Check every line of the entries for "该数据来源于该集团项目复盘报告中的真实指标", and copy the lines that hold it.
— begin Working data —
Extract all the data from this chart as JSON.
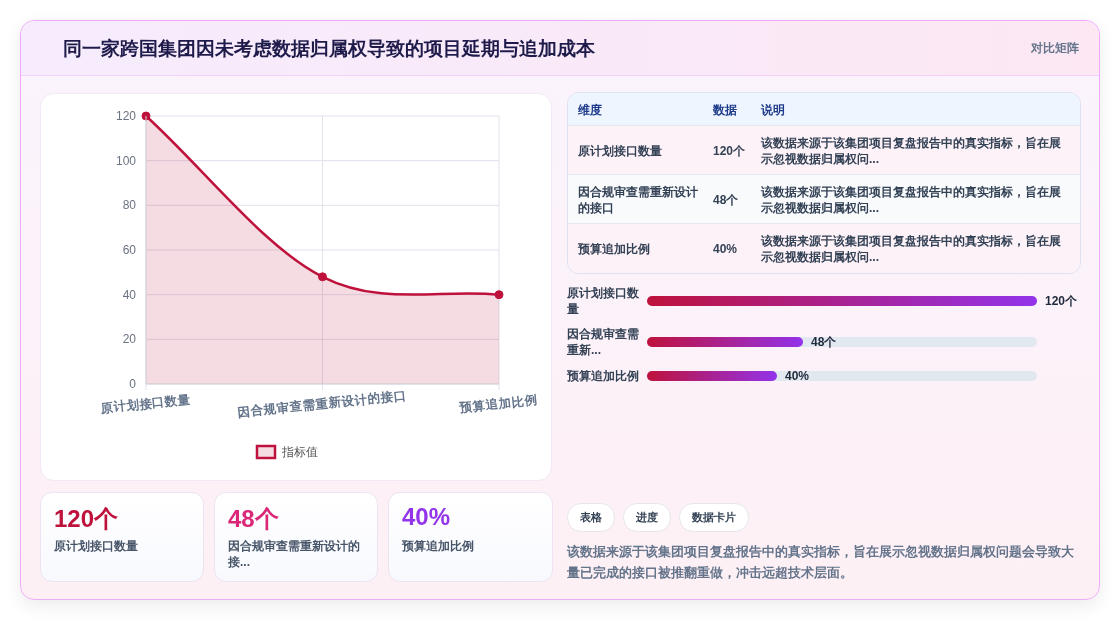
{
  "chart_data": [
    {
      "type": "area",
      "title": "同一家跨国集团因未考虑数据归属权导致的项目延期与追加成本",
      "annotations": [
        "对比矩阵"
      ],
      "categories": [
        "原计划接口数量",
        "因合规审查需重新设计的接口",
        "预算追加比例"
      ],
      "series": [
        {
          "name": "指标值",
          "color": "#be123c",
          "values": [
            120,
            48,
            40
          ]
        }
      ],
      "ylim": [
        0,
        120
      ],
      "yticks": [
        0,
        20,
        40,
        60,
        80,
        100,
        120
      ],
      "grid": true,
      "legend": "bottom",
      "marker": "circle"
    },
    {
      "type": "other",
      "annotations": [
        "维度",
        "数据",
        "说明",
        "原计划接口数量",
        "120个",
        "该数据来源于该集团项目复盘报告中的真实指标，旨在展示忽视数据归属权问...",
        "因合规审查需重新设计的接口",
        "48个",
        "该数据来源于该集团项目复盘报告中的真实指标，旨在展示忽视数据归属权问...",
        "预算追加比例",
        "40%",
        "该数据来源于该集团项目复盘报告中的真实指标，旨在展示忽视数据归属权问..."
      ]
    },
    {
      "type": "bar",
      "orientation": "horizontal",
      "categories": [
        "原计划接口数量",
        "因合规审查需重新...",
        "预算追加比例"
      ],
      "values": [
        120,
        48,
        40
      ],
      "value_labels": [
        "120个",
        "48个",
        "40%"
      ],
      "color": "#be123c",
      "xlim": [
        0,
        120
      ]
    },
    {
      "type": "other",
      "annotations": [
        "120个",
        "原计划接口数量",
        "48个",
        "因合规审查需重新设计的接...",
        "40%",
        "预算追加比例"
      ],
      "colors": [
        "#be123c",
        "#db2777",
        "#9333ea"
      ]
    },
    {
      "type": "other",
      "annotations": [
        "表格",
        "进度",
        "数据卡片",
        "该数据来源于该集团项目复盘报告中的真实指标，旨在展示忽视数据归属权问题会导致大量已完成的接口被推翻重做，冲击远超技术层面。"
      ]
    }
  ]
}
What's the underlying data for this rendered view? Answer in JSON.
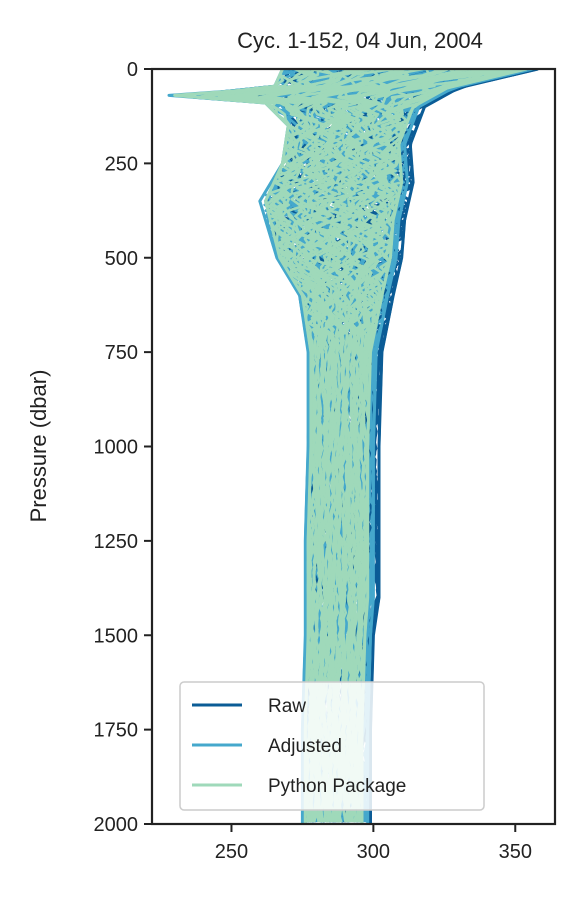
{
  "chart_data": {
    "type": "line",
    "title": "Cyc. 1-152, 04 Jun, 2004",
    "xlabel": "",
    "ylabel": "Pressure (dbar)",
    "xlim": [
      222,
      364
    ],
    "ylim": [
      2000,
      0
    ],
    "y_inverted": true,
    "x_ticks": [
      "250",
      "300",
      "350"
    ],
    "y_ticks": [
      "0",
      "250",
      "500",
      "750",
      "1000",
      "1250",
      "1500",
      "1750",
      "2000"
    ],
    "grid": false,
    "legend_position": "lower-left",
    "series": [
      {
        "name": "Raw",
        "color": "#0b5c96",
        "envelope_min": [
          [
            0,
            270
          ],
          [
            50,
            268
          ],
          [
            70,
            240
          ],
          [
            90,
            268
          ],
          [
            150,
            272
          ],
          [
            250,
            270
          ],
          [
            350,
            262
          ],
          [
            500,
            268
          ],
          [
            600,
            275
          ],
          [
            750,
            278
          ],
          [
            1000,
            278
          ],
          [
            1250,
            277
          ],
          [
            1500,
            277
          ],
          [
            1750,
            276
          ],
          [
            2000,
            276
          ]
        ],
        "envelope_max": [
          [
            0,
            358
          ],
          [
            50,
            330
          ],
          [
            100,
            318
          ],
          [
            200,
            313
          ],
          [
            300,
            314
          ],
          [
            400,
            311
          ],
          [
            500,
            310
          ],
          [
            600,
            307
          ],
          [
            750,
            303
          ],
          [
            1000,
            302
          ],
          [
            1250,
            302
          ],
          [
            1400,
            302
          ],
          [
            1500,
            300
          ],
          [
            1750,
            299
          ],
          [
            2000,
            299
          ]
        ]
      },
      {
        "name": "Adjusted",
        "color": "#45a8cc",
        "envelope_min": [
          [
            0,
            268
          ],
          [
            50,
            265
          ],
          [
            70,
            228
          ],
          [
            90,
            262
          ],
          [
            150,
            270
          ],
          [
            250,
            268
          ],
          [
            350,
            260
          ],
          [
            500,
            266
          ],
          [
            600,
            274
          ],
          [
            750,
            277
          ],
          [
            1000,
            277
          ],
          [
            1250,
            276
          ],
          [
            1500,
            276
          ],
          [
            1750,
            275
          ],
          [
            2000,
            275
          ]
        ],
        "envelope_max": [
          [
            0,
            356
          ],
          [
            50,
            328
          ],
          [
            100,
            316
          ],
          [
            200,
            311
          ],
          [
            300,
            312
          ],
          [
            400,
            309
          ],
          [
            500,
            308
          ],
          [
            600,
            305
          ],
          [
            750,
            301
          ],
          [
            1000,
            300
          ],
          [
            1250,
            300
          ],
          [
            1400,
            300
          ],
          [
            1500,
            299
          ],
          [
            1750,
            298
          ],
          [
            2000,
            298
          ]
        ]
      },
      {
        "name": "Python Package",
        "color": "#9fd9ba",
        "envelope_min": [
          [
            0,
            268
          ],
          [
            50,
            265
          ],
          [
            70,
            230
          ],
          [
            90,
            262
          ],
          [
            150,
            270
          ],
          [
            250,
            268
          ],
          [
            350,
            262
          ],
          [
            500,
            267
          ],
          [
            600,
            275
          ],
          [
            750,
            278
          ],
          [
            1000,
            278
          ],
          [
            1250,
            277
          ],
          [
            1500,
            277
          ],
          [
            1750,
            276
          ],
          [
            2000,
            276
          ]
        ],
        "envelope_max": [
          [
            0,
            354
          ],
          [
            50,
            326
          ],
          [
            100,
            314
          ],
          [
            200,
            309
          ],
          [
            300,
            310
          ],
          [
            400,
            307
          ],
          [
            500,
            306
          ],
          [
            600,
            303
          ],
          [
            750,
            299
          ],
          [
            1000,
            298
          ],
          [
            1250,
            298
          ],
          [
            1400,
            298
          ],
          [
            1500,
            297
          ],
          [
            1750,
            296
          ],
          [
            2000,
            296
          ]
        ]
      }
    ]
  }
}
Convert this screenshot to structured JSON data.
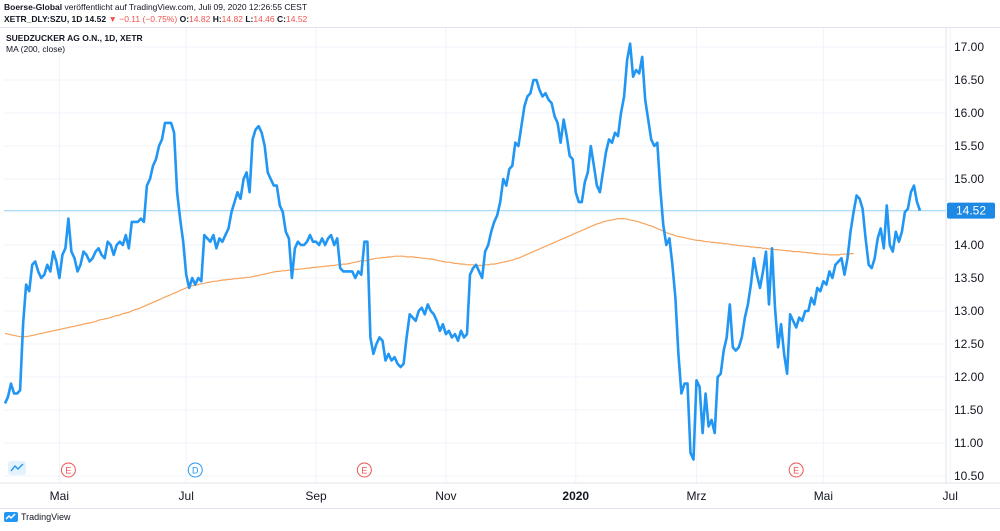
{
  "header": {
    "publisher": "Boerse-Global",
    "published_text": "veröffentlicht auf TradingView.com, Juli 09, 2020 12:26:55 CEST",
    "symbol": "XETR_DLY:SZU, 1D",
    "last": "14.52",
    "change": "−0.11 (−0.75%)",
    "o_label": "O:",
    "o_value": "14.82",
    "h_label": "H:",
    "h_value": "14.82",
    "l_label": "L:",
    "l_value": "14.46",
    "c_label": "C:",
    "c_value": "14.52"
  },
  "legend": {
    "title": "SUEDZUCKER AG O.N., 1D, XETR",
    "indicator": "MA (200, close)"
  },
  "footer": {
    "brand": "TradingView"
  },
  "colors": {
    "price": "#2196f3",
    "ma": "#f7a35c",
    "last_line": "#9fd4f5",
    "last_badge": "#1e88e5",
    "grid": "#f0f3fa",
    "axis": "#e0e3eb"
  },
  "chart_data": {
    "type": "line",
    "ylim": [
      10.4,
      17.2
    ],
    "y_ticks": [
      "10.50",
      "11.00",
      "11.50",
      "12.00",
      "12.50",
      "13.00",
      "13.50",
      "14.00",
      "14.50",
      "15.00",
      "15.50",
      "16.00",
      "16.50",
      "17.00"
    ],
    "x_ticks": [
      {
        "label": "Mai",
        "bold": false
      },
      {
        "label": "Jul",
        "bold": false
      },
      {
        "label": "Sep",
        "bold": false
      },
      {
        "label": "Nov",
        "bold": false
      },
      {
        "label": "2020",
        "bold": true
      },
      {
        "label": "Mrz",
        "bold": false
      },
      {
        "label": "Mai",
        "bold": false
      },
      {
        "label": "Jul",
        "bold": false
      }
    ],
    "x_tick_index": [
      18,
      60,
      103,
      146,
      189,
      229,
      271,
      313
    ],
    "last_price_label": "14.52",
    "events": [
      {
        "label": "E",
        "index": 21,
        "color": "#ef5350"
      },
      {
        "label": "D",
        "index": 63,
        "color": "#2196f3"
      },
      {
        "label": "E",
        "index": 119,
        "color": "#ef5350"
      },
      {
        "label": "E",
        "index": 262,
        "color": "#ef5350"
      }
    ],
    "series": [
      {
        "name": "SUEDZUCKER AG O.N., 1D, XETR",
        "values": [
          11.6,
          11.7,
          11.9,
          11.75,
          11.75,
          11.8,
          12.8,
          13.4,
          13.3,
          13.7,
          13.75,
          13.6,
          13.5,
          13.55,
          13.7,
          13.6,
          13.9,
          13.75,
          13.5,
          13.85,
          13.95,
          14.4,
          13.9,
          13.8,
          13.6,
          13.7,
          13.9,
          13.85,
          13.75,
          13.8,
          13.9,
          13.95,
          13.85,
          13.8,
          14.05,
          14.0,
          13.85,
          14.0,
          14.05,
          14.0,
          14.15,
          13.95,
          14.35,
          14.35,
          14.35,
          14.4,
          14.35,
          14.9,
          15.0,
          15.2,
          15.3,
          15.5,
          15.6,
          15.85,
          15.85,
          15.85,
          15.7,
          14.8,
          14.4,
          14.05,
          13.55,
          13.35,
          13.5,
          13.4,
          13.5,
          13.45,
          14.15,
          14.1,
          14.05,
          14.15,
          13.95,
          14.1,
          14.05,
          14.15,
          14.25,
          14.5,
          14.65,
          14.8,
          14.7,
          15.0,
          15.1,
          14.8,
          15.6,
          15.75,
          15.8,
          15.7,
          15.5,
          15.1,
          15.0,
          14.9,
          14.9,
          14.6,
          14.5,
          14.2,
          14.1,
          13.5,
          13.95,
          14.05,
          14.0,
          14.0,
          14.05,
          14.15,
          14.05,
          14.05,
          14.0,
          14.1,
          14.0,
          14.1,
          14.15,
          14.0,
          14.1,
          13.65,
          13.6,
          13.6,
          13.6,
          13.6,
          13.5,
          13.6,
          13.55,
          14.05,
          14.05,
          12.6,
          12.35,
          12.5,
          12.6,
          12.55,
          12.25,
          12.35,
          12.25,
          12.3,
          12.2,
          12.15,
          12.2,
          12.6,
          12.95,
          12.9,
          12.85,
          13.0,
          13.05,
          12.95,
          13.1,
          13.0,
          12.95,
          12.85,
          12.7,
          12.8,
          12.65,
          12.7,
          12.6,
          12.65,
          12.55,
          12.7,
          12.6,
          12.65,
          13.55,
          13.65,
          13.7,
          13.6,
          13.5,
          13.9,
          14.0,
          14.2,
          14.35,
          14.45,
          14.65,
          15.0,
          14.9,
          15.15,
          15.2,
          15.55,
          15.5,
          15.8,
          16.1,
          16.25,
          16.3,
          16.5,
          16.5,
          16.35,
          16.25,
          16.3,
          16.2,
          16.15,
          15.95,
          15.85,
          15.55,
          15.9,
          15.65,
          15.35,
          15.3,
          14.8,
          14.65,
          14.65,
          14.95,
          15.1,
          15.5,
          15.2,
          14.9,
          14.8,
          15.1,
          15.4,
          15.6,
          15.55,
          15.7,
          15.65,
          16.0,
          16.25,
          16.8,
          17.05,
          16.55,
          16.65,
          16.6,
          16.85,
          16.2,
          15.9,
          15.6,
          15.5,
          15.55,
          14.85,
          14.3,
          14.0,
          14.1,
          13.7,
          13.2,
          12.35,
          11.75,
          11.9,
          11.9,
          10.85,
          10.75,
          11.95,
          11.85,
          11.15,
          11.75,
          11.25,
          11.35,
          11.15,
          12.0,
          12.05,
          12.4,
          12.6,
          13.1,
          12.45,
          12.4,
          12.45,
          12.6,
          12.9,
          13.1,
          13.4,
          13.8,
          13.55,
          13.35,
          13.6,
          13.9,
          13.1,
          13.95,
          13.05,
          12.45,
          12.8,
          12.35,
          12.05,
          12.95,
          12.85,
          12.75,
          12.9,
          12.85,
          13.0,
          13.0,
          13.2,
          13.1,
          13.35,
          13.3,
          13.45,
          13.4,
          13.6,
          13.5,
          13.7,
          13.75,
          13.8,
          13.55,
          13.8,
          14.2,
          14.5,
          14.75,
          14.7,
          14.55,
          14.1,
          13.7,
          13.65,
          13.8,
          14.1,
          14.25,
          13.95,
          14.6,
          14.0,
          13.9,
          14.2,
          14.05,
          14.2,
          14.5,
          14.55,
          14.8,
          14.9,
          14.65,
          14.52
        ]
      },
      {
        "name": "MA (200, close)",
        "values": [
          12.66,
          12.65,
          12.64,
          12.63,
          12.62,
          12.61,
          12.61,
          12.61,
          12.62,
          12.63,
          12.64,
          12.65,
          12.66,
          12.67,
          12.68,
          12.69,
          12.7,
          12.71,
          12.72,
          12.73,
          12.74,
          12.75,
          12.76,
          12.77,
          12.78,
          12.79,
          12.8,
          12.81,
          12.82,
          12.83,
          12.84,
          12.86,
          12.87,
          12.88,
          12.89,
          12.9,
          12.92,
          12.93,
          12.94,
          12.96,
          12.97,
          12.98,
          13.0,
          13.02,
          13.03,
          13.05,
          13.07,
          13.09,
          13.11,
          13.13,
          13.15,
          13.17,
          13.19,
          13.21,
          13.23,
          13.25,
          13.27,
          13.29,
          13.31,
          13.33,
          13.35,
          13.37,
          13.38,
          13.39,
          13.4,
          13.41,
          13.42,
          13.43,
          13.44,
          13.45,
          13.45,
          13.46,
          13.47,
          13.47,
          13.48,
          13.48,
          13.49,
          13.49,
          13.5,
          13.5,
          13.51,
          13.51,
          13.52,
          13.53,
          13.54,
          13.55,
          13.56,
          13.57,
          13.58,
          13.59,
          13.6,
          13.6,
          13.61,
          13.61,
          13.62,
          13.62,
          13.63,
          13.63,
          13.64,
          13.64,
          13.65,
          13.65,
          13.66,
          13.66,
          13.67,
          13.67,
          13.68,
          13.68,
          13.69,
          13.69,
          13.7,
          13.7,
          13.71,
          13.71,
          13.72,
          13.73,
          13.74,
          13.75,
          13.76,
          13.76,
          13.77,
          13.78,
          13.79,
          13.8,
          13.8,
          13.81,
          13.81,
          13.82,
          13.82,
          13.83,
          13.83,
          13.83,
          13.83,
          13.82,
          13.82,
          13.82,
          13.81,
          13.81,
          13.8,
          13.8,
          13.79,
          13.79,
          13.78,
          13.77,
          13.76,
          13.75,
          13.74,
          13.74,
          13.73,
          13.72,
          13.72,
          13.71,
          13.71,
          13.7,
          13.7,
          13.7,
          13.69,
          13.69,
          13.69,
          13.7,
          13.7,
          13.71,
          13.71,
          13.72,
          13.73,
          13.74,
          13.75,
          13.76,
          13.77,
          13.79,
          13.8,
          13.82,
          13.84,
          13.86,
          13.88,
          13.9,
          13.92,
          13.94,
          13.96,
          13.98,
          14.0,
          14.02,
          14.04,
          14.06,
          14.08,
          14.1,
          14.12,
          14.14,
          14.16,
          14.18,
          14.2,
          14.22,
          14.24,
          14.26,
          14.28,
          14.3,
          14.32,
          14.33,
          14.35,
          14.36,
          14.37,
          14.38,
          14.39,
          14.4,
          14.4,
          14.4,
          14.39,
          14.38,
          14.37,
          14.36,
          14.35,
          14.33,
          14.32,
          14.3,
          14.29,
          14.27,
          14.25,
          14.23,
          14.21,
          14.19,
          14.17,
          14.16,
          14.14,
          14.13,
          14.12,
          14.11,
          14.1,
          14.09,
          14.08,
          14.07,
          14.07,
          14.06,
          14.05,
          14.05,
          14.04,
          14.04,
          14.03,
          14.03,
          14.02,
          14.02,
          14.01,
          14.0,
          14.0,
          13.99,
          13.99,
          13.98,
          13.98,
          13.97,
          13.97,
          13.96,
          13.96,
          13.95,
          13.95,
          13.94,
          13.94,
          13.93,
          13.93,
          13.92,
          13.92,
          13.91,
          13.91,
          13.9,
          13.9,
          13.9,
          13.89,
          13.89,
          13.88,
          13.88,
          13.87,
          13.87,
          13.86,
          13.86,
          13.86,
          13.85,
          13.85,
          13.85,
          13.85,
          13.86,
          13.86,
          13.86,
          13.87,
          13.87
        ]
      }
    ]
  }
}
— end Working data —
Solution.
        "该数据来源于该集团项目复盘报告中的真实指标，旨在展示忽视数据归属权问...",
        "该数据来源于该集团项目复盘报告中的真实指标，旨在展示忽视数据归属权问...",
        "该数据来源于该集团项目复盘报告中的真实指标，旨在展示忽视数据归属权问..."
        "该数据来源于该集团项目复盘报告中的真实指标，旨在展示忽视数据归属权问题会导致大量已完成的接口被推翻重做，冲击远超技术层面。"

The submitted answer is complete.